__The task__. Using the entries that follow, count the lines containing the word "хранение" and give that number by itself.

__Given records__.

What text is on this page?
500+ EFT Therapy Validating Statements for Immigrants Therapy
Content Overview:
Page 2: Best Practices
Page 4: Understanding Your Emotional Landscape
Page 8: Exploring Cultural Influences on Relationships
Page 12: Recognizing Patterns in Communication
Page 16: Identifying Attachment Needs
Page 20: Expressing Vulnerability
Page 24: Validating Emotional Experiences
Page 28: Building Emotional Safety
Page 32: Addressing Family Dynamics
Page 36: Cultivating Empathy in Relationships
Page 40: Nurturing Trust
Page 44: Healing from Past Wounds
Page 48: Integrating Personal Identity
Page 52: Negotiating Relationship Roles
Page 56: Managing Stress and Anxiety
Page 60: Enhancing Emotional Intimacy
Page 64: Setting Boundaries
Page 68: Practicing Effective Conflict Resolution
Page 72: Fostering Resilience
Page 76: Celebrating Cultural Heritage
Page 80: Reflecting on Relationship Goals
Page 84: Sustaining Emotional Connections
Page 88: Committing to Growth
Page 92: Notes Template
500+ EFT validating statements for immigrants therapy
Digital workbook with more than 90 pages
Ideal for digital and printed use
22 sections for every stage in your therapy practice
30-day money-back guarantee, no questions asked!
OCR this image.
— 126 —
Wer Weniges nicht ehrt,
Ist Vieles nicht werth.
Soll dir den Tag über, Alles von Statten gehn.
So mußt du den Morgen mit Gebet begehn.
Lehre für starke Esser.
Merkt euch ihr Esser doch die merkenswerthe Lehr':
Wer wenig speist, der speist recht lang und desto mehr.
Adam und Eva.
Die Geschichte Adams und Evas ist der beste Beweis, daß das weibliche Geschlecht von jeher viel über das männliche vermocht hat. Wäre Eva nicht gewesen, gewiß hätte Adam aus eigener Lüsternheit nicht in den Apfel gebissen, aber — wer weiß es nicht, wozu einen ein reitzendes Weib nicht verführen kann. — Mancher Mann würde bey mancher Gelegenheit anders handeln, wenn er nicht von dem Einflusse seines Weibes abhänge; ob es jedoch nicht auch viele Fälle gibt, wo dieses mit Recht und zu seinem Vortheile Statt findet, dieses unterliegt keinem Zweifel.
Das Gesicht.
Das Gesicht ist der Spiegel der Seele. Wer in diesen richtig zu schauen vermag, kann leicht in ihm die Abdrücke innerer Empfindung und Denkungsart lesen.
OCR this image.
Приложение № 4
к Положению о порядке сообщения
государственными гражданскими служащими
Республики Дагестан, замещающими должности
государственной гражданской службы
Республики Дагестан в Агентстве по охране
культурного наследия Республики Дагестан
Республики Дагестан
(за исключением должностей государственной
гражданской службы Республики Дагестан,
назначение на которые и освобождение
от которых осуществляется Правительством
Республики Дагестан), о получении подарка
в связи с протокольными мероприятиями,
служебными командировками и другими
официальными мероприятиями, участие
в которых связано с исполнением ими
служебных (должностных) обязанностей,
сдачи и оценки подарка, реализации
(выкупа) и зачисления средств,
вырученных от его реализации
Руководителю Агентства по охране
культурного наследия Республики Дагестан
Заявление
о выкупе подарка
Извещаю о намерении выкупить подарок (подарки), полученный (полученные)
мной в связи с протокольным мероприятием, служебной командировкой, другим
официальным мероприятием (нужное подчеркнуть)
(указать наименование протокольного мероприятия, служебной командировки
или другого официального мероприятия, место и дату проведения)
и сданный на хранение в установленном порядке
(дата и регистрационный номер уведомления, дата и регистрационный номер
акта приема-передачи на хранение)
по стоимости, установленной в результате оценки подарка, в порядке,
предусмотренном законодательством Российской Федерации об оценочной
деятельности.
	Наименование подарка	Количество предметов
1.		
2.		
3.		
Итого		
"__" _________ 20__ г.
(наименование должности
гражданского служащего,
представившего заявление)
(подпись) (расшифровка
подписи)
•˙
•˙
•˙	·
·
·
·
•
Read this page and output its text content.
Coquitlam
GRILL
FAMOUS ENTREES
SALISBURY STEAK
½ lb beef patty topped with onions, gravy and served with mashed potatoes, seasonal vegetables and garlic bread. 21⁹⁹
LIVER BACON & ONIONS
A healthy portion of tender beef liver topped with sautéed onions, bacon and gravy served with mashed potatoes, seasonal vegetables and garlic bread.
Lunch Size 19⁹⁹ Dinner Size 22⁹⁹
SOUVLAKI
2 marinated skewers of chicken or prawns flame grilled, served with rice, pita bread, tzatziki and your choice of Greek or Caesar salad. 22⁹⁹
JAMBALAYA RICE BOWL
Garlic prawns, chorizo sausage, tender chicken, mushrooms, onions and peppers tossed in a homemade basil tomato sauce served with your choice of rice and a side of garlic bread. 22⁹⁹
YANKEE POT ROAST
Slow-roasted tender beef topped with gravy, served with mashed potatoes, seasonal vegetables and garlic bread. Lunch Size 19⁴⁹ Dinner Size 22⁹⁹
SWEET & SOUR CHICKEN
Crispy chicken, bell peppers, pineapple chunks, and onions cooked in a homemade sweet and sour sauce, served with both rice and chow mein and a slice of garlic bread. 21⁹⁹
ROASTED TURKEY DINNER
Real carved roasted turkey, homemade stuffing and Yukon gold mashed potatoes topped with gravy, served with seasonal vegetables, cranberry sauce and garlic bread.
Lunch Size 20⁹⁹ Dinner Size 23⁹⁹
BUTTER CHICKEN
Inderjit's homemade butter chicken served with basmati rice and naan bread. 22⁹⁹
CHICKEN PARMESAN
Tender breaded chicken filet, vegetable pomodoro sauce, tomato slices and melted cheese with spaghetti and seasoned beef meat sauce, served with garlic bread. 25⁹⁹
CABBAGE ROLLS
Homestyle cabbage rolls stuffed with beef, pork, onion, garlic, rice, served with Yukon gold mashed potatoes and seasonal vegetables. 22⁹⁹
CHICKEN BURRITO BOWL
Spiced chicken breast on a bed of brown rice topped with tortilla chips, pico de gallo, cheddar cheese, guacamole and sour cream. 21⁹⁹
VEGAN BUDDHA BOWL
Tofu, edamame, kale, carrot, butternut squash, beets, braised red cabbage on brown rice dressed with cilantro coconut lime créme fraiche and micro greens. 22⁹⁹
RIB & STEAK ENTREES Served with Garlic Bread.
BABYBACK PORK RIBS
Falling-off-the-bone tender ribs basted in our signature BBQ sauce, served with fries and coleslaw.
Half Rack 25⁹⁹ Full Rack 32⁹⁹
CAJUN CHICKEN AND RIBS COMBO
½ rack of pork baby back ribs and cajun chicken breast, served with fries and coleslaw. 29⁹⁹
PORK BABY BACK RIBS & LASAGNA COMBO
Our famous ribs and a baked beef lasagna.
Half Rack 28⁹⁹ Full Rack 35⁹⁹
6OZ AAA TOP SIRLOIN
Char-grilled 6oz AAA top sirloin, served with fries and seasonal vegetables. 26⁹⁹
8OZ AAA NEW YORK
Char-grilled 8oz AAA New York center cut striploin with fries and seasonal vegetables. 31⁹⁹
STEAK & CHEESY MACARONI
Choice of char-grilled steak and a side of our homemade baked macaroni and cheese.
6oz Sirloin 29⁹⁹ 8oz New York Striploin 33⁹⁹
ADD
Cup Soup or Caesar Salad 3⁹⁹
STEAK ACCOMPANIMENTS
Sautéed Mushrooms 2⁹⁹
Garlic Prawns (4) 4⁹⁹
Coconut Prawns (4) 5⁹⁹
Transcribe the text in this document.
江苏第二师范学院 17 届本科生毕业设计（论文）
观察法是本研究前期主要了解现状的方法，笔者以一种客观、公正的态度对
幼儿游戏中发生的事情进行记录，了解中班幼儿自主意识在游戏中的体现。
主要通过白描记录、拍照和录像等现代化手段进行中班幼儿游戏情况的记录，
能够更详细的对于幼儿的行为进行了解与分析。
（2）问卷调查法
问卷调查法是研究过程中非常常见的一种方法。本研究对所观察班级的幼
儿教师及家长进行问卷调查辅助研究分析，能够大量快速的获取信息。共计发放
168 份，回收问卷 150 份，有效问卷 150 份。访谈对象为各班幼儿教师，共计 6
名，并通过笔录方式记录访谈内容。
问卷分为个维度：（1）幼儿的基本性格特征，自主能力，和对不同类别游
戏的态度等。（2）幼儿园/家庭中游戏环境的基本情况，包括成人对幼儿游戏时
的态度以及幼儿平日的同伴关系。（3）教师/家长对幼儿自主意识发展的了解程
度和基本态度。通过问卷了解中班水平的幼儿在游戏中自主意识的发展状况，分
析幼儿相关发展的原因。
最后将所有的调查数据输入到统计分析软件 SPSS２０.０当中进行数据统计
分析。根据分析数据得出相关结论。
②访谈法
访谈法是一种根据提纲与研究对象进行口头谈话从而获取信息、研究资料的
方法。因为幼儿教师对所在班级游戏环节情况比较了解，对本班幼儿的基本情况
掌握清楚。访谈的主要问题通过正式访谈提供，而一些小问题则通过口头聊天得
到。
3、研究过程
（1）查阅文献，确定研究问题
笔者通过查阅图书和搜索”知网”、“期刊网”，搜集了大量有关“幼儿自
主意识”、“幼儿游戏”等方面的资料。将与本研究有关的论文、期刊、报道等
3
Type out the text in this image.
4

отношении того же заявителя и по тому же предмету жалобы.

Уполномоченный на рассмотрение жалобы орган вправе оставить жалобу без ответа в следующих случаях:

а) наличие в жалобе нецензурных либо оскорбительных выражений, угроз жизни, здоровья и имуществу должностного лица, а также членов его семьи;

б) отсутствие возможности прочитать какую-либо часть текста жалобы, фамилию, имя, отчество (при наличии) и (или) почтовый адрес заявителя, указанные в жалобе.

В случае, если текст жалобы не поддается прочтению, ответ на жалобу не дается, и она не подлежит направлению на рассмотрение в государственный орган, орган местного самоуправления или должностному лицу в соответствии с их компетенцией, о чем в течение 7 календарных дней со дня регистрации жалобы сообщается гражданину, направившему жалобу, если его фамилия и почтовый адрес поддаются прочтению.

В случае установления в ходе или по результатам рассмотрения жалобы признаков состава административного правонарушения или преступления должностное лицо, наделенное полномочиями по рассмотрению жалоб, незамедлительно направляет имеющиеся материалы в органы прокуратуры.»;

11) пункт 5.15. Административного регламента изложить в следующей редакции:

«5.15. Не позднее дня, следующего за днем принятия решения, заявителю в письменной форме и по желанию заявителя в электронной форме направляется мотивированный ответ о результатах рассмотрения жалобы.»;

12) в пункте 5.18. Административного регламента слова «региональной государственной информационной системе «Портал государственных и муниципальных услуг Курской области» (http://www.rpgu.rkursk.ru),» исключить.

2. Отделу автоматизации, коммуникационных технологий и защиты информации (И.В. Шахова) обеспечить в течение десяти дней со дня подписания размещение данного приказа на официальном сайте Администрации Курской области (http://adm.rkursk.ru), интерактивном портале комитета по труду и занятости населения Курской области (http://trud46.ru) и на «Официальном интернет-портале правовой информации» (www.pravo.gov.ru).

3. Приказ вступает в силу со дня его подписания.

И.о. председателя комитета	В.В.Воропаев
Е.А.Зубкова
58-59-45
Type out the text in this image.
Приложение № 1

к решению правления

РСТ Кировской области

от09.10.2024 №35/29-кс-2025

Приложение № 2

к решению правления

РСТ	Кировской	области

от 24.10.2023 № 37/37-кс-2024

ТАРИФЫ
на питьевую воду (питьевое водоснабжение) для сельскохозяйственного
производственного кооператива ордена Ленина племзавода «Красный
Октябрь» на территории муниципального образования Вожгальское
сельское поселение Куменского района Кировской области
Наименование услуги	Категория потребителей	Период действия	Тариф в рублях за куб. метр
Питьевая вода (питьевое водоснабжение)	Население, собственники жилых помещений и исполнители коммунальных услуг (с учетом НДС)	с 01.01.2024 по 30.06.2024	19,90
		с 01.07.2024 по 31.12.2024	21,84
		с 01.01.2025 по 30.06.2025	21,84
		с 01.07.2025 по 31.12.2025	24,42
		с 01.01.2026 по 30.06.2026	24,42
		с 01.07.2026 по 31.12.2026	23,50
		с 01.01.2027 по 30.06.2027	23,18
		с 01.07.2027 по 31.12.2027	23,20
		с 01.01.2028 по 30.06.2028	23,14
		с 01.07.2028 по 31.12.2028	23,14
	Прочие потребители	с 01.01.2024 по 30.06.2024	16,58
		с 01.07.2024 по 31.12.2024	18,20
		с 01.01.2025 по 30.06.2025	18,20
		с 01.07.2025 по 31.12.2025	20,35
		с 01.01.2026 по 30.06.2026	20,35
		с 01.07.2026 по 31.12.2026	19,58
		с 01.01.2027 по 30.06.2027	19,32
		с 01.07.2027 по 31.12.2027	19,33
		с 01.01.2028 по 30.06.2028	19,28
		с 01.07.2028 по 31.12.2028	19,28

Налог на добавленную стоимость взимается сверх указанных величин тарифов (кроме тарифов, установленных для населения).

__Reply__. 2